* Begin Record extracts *
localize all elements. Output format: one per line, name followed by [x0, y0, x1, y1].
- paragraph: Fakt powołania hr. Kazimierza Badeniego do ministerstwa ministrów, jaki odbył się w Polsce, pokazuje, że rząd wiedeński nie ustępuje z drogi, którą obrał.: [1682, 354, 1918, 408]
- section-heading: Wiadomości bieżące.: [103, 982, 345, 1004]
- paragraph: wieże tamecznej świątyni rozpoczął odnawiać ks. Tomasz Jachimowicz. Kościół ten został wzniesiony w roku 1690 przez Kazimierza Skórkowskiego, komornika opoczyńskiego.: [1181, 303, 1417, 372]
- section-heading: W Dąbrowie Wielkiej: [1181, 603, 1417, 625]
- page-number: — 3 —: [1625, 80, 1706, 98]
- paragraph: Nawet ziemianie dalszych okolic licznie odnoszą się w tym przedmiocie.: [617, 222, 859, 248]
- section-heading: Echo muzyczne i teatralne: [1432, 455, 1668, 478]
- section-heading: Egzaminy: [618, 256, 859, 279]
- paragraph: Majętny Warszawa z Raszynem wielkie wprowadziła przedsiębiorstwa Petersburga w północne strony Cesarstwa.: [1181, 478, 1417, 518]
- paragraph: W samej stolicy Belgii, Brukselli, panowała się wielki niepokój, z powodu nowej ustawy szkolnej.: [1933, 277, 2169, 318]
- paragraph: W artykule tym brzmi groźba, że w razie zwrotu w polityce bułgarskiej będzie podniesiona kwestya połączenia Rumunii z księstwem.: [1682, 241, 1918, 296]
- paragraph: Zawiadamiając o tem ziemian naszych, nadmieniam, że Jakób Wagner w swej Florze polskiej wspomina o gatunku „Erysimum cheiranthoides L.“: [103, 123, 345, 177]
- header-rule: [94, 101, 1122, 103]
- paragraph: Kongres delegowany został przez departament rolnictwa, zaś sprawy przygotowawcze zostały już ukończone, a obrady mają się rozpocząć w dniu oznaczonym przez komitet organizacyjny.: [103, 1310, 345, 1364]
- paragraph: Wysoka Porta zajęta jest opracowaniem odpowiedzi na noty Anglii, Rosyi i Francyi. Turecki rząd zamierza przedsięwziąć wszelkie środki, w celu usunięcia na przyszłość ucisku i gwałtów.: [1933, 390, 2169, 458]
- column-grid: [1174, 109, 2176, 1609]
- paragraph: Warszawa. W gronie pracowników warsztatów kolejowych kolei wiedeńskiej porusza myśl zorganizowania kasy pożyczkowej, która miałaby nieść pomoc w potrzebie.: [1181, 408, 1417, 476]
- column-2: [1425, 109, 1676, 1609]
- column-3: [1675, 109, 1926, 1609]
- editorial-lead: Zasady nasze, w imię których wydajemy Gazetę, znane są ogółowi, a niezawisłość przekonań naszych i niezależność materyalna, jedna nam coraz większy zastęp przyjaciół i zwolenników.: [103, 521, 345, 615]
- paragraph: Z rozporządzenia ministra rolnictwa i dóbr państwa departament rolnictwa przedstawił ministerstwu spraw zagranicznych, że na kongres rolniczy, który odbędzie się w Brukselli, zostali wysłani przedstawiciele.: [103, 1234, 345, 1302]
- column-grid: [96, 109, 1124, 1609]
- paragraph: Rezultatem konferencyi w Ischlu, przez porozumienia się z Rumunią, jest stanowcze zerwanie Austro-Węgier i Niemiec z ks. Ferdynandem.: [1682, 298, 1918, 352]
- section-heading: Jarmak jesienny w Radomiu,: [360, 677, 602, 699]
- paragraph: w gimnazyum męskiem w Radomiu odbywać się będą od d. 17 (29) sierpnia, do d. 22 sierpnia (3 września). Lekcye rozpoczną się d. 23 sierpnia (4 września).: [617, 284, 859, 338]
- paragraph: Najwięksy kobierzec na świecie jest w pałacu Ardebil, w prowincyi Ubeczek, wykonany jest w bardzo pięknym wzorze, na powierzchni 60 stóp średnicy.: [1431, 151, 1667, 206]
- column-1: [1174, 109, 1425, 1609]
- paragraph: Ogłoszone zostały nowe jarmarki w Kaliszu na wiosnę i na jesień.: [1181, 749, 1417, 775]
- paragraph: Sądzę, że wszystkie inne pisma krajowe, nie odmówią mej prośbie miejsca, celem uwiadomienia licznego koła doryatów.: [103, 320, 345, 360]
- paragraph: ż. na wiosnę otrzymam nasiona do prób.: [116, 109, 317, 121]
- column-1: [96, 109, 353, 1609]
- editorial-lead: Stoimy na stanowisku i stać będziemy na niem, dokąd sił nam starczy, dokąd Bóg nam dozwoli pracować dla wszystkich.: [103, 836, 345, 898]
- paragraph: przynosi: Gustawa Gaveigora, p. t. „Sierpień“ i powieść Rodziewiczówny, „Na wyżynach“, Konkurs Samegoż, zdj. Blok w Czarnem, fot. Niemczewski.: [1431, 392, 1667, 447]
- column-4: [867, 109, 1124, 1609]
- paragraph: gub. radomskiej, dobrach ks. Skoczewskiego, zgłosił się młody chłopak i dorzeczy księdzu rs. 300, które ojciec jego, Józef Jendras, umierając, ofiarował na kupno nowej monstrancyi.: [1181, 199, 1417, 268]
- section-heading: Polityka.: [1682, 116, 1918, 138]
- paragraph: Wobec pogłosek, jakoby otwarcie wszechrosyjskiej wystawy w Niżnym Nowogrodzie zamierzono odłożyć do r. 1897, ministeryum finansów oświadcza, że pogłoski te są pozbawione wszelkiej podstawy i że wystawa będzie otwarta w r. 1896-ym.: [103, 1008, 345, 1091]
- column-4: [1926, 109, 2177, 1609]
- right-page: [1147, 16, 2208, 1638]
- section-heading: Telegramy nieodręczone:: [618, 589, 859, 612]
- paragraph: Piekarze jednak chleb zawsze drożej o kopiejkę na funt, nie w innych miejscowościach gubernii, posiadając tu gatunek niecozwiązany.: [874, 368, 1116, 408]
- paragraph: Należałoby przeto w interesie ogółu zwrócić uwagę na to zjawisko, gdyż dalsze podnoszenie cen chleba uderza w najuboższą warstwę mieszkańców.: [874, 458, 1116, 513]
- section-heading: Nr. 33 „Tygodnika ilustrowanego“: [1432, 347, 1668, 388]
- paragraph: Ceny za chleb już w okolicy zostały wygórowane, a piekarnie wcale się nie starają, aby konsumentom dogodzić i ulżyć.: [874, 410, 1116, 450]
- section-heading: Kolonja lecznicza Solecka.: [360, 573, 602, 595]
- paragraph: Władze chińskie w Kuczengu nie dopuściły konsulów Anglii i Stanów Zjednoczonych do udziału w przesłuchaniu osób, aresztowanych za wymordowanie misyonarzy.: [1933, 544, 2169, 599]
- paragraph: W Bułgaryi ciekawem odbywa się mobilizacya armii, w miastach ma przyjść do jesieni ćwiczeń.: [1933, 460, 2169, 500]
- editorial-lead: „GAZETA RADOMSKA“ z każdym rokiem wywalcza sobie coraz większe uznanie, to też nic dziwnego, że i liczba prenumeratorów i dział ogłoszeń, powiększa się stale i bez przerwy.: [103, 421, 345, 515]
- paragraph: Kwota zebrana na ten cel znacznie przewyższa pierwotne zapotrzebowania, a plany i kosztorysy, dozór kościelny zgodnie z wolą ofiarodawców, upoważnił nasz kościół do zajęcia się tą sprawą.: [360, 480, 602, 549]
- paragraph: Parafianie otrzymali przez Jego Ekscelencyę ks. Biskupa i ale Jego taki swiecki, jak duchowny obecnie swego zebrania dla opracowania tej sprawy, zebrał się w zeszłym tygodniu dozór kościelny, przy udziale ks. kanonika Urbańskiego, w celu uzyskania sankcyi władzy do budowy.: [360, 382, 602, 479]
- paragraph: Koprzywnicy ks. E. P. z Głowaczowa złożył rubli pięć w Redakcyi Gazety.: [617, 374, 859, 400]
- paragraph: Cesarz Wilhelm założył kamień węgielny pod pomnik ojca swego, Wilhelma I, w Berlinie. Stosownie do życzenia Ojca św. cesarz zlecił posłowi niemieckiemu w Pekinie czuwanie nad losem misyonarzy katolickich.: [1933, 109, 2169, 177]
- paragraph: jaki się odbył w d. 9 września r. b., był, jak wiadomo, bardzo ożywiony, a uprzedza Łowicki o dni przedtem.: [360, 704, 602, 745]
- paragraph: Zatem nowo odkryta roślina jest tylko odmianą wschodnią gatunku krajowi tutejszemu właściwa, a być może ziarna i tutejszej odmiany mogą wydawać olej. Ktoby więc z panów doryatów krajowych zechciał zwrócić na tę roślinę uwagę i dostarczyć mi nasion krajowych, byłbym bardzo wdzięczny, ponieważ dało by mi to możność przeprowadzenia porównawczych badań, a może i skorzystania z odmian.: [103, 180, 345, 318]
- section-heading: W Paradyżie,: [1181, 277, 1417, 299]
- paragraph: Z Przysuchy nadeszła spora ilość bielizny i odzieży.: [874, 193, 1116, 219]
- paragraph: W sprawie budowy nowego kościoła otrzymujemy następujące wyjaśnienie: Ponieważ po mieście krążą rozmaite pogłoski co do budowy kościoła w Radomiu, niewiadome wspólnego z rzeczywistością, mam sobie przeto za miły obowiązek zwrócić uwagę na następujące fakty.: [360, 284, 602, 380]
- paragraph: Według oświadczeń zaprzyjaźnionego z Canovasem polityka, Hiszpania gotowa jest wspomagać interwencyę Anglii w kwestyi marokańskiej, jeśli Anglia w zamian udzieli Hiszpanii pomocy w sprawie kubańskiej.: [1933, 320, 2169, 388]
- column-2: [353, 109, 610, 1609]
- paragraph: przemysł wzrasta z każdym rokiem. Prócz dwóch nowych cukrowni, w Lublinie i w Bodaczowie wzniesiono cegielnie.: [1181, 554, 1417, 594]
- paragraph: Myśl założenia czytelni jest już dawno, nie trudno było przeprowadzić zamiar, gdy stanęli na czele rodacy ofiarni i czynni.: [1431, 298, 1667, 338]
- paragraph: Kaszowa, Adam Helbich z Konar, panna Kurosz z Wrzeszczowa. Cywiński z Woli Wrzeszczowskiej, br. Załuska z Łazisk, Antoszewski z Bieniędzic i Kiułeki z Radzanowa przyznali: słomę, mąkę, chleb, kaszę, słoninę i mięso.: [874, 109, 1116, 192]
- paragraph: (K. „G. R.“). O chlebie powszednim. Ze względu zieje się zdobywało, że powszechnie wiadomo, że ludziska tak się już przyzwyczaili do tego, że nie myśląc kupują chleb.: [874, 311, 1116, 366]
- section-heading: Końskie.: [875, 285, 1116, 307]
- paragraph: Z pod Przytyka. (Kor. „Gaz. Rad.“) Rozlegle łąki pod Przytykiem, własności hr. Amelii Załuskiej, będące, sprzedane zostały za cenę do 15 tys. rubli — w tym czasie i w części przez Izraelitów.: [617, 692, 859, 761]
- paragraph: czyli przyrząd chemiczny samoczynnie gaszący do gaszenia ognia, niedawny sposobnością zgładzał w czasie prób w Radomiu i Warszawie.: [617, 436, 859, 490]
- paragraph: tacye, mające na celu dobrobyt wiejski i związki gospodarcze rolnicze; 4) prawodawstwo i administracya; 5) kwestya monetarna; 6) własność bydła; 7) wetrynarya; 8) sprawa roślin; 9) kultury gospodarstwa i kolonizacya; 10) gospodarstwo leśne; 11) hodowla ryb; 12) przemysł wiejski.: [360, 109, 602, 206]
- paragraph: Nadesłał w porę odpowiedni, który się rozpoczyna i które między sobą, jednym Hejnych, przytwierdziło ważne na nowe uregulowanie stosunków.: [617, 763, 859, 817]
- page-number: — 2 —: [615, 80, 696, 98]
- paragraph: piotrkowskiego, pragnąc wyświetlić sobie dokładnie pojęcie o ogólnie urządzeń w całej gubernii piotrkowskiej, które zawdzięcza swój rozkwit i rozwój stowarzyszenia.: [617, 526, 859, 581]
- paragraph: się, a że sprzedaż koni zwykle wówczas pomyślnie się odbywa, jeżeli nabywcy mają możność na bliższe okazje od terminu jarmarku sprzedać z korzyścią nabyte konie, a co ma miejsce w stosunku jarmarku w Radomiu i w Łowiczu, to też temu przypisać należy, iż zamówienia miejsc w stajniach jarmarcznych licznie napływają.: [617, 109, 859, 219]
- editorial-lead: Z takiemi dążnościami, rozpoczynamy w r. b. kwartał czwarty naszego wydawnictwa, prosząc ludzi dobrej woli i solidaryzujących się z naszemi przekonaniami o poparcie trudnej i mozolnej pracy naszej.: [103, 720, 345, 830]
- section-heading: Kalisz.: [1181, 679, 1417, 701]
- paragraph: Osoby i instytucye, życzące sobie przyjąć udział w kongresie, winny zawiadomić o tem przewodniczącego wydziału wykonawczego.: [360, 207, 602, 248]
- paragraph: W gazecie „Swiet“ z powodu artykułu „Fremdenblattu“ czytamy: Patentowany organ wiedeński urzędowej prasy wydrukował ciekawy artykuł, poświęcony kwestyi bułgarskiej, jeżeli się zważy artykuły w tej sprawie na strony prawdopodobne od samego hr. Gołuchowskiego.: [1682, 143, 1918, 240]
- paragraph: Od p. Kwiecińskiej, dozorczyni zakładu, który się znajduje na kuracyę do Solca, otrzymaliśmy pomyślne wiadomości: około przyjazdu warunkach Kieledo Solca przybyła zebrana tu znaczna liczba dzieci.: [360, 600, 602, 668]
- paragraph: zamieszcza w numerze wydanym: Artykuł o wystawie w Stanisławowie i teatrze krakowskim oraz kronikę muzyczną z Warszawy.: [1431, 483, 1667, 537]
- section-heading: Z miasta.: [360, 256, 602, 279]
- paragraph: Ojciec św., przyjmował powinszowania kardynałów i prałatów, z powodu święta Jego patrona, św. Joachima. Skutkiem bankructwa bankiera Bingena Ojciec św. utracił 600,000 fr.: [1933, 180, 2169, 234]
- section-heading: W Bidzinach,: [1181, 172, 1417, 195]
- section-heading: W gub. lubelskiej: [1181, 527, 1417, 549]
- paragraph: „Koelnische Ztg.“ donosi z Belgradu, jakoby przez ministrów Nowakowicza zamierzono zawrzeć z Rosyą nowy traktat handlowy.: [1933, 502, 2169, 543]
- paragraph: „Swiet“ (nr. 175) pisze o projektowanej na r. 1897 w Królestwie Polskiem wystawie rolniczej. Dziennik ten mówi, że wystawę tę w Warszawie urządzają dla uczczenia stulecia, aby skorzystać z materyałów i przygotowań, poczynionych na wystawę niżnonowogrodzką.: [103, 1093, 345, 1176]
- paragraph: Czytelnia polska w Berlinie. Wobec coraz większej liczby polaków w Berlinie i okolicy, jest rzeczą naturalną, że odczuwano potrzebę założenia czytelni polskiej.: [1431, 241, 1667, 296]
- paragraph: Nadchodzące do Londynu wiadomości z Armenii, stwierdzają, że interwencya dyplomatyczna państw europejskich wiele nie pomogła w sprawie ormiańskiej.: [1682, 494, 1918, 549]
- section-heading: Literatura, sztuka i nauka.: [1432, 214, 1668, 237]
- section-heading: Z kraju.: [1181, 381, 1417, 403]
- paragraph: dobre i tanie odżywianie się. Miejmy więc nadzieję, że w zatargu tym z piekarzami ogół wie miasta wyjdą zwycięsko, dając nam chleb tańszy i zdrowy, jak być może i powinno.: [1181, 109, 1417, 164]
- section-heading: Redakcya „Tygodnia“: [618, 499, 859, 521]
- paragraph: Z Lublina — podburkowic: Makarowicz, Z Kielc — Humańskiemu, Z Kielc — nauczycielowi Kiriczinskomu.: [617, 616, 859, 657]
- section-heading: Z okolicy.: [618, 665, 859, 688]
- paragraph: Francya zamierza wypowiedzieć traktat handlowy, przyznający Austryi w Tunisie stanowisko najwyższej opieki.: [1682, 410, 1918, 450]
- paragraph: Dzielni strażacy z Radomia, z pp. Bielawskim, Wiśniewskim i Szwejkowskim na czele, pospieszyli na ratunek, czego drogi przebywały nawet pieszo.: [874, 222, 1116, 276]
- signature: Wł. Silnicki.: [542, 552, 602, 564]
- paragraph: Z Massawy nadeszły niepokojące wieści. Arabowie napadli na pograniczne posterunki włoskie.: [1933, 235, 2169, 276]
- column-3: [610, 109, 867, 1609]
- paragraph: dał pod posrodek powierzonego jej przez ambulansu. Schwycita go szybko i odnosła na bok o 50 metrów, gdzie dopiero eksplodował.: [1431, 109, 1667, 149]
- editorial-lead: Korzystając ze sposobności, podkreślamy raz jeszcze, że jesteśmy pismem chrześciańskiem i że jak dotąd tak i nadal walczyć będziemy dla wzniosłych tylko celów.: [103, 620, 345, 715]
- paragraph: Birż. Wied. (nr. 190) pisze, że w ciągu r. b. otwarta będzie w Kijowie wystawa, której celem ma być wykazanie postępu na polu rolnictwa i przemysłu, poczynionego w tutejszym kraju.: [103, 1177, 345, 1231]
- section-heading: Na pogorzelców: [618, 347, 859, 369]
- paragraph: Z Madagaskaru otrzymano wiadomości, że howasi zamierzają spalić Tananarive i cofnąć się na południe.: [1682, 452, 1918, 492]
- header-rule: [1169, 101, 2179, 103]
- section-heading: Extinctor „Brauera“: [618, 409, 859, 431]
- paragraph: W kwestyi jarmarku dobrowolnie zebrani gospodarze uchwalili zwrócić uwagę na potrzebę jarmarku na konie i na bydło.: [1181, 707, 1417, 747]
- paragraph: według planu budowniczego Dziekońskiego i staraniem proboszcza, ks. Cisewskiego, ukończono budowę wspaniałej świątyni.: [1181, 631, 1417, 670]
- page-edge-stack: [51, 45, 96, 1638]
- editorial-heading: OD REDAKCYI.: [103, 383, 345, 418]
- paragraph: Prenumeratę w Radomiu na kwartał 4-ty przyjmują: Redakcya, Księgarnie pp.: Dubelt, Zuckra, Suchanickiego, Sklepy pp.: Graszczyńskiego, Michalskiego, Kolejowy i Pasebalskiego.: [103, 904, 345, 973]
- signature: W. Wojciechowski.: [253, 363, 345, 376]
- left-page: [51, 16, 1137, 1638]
* End Record extracts *
Copy the listing above word for word, beginning with its first line and stopping after the line that contains "- paragraph: Kongres".

→ **Task response**
localize all elements. Output format: one per line, name followed by [x0, y0, x1, y1].
- paragraph: Fakt powołania hr. Kazimierza Badeniego do ministerstwa ministrów, jaki odbył się w Polsce, pokazuje, że rząd wiedeński nie ustępuje z drogi, którą obrał.: [1682, 354, 1918, 408]
- section-heading: Wiadomości bieżące.: [103, 982, 345, 1004]
- paragraph: wieże tamecznej świątyni rozpoczął odnawiać ks. Tomasz Jachimowicz. Kościół ten został wzniesiony w roku 1690 przez Kazimierza Skórkowskiego, komornika opoczyńskiego.: [1181, 303, 1417, 372]
- section-heading: W Dąbrowie Wielkiej: [1181, 603, 1417, 625]
- page-number: — 3 —: [1625, 80, 1706, 98]
- paragraph: Nawet ziemianie dalszych okolic licznie odnoszą się w tym przedmiocie.: [617, 222, 859, 248]
- section-heading: Echo muzyczne i teatralne: [1432, 455, 1668, 478]
- section-heading: Egzaminy: [618, 256, 859, 279]
- paragraph: Majętny Warszawa z Raszynem wielkie wprowadziła przedsiębiorstwa Petersburga w północne strony Cesarstwa.: [1181, 478, 1417, 518]
- paragraph: W samej stolicy Belgii, Brukselli, panowała się wielki niepokój, z powodu nowej ustawy szkolnej.: [1933, 277, 2169, 318]
- paragraph: W artykule tym brzmi groźba, że w razie zwrotu w polityce bułgarskiej będzie podniesiona kwestya połączenia Rumunii z księstwem.: [1682, 241, 1918, 296]
- paragraph: Zawiadamiając o tem ziemian naszych, nadmieniam, że Jakób Wagner w swej Florze polskiej wspomina o gatunku „Erysimum cheiranthoides L.“: [103, 123, 345, 177]
- header-rule: [94, 101, 1122, 103]
- paragraph: Kongres delegowany został przez departament rolnictwa, zaś sprawy przygotowawcze zostały już ukończone, a obrady mają się rozpocząć w dniu oznaczonym przez komitet organizacyjny.: [103, 1310, 345, 1364]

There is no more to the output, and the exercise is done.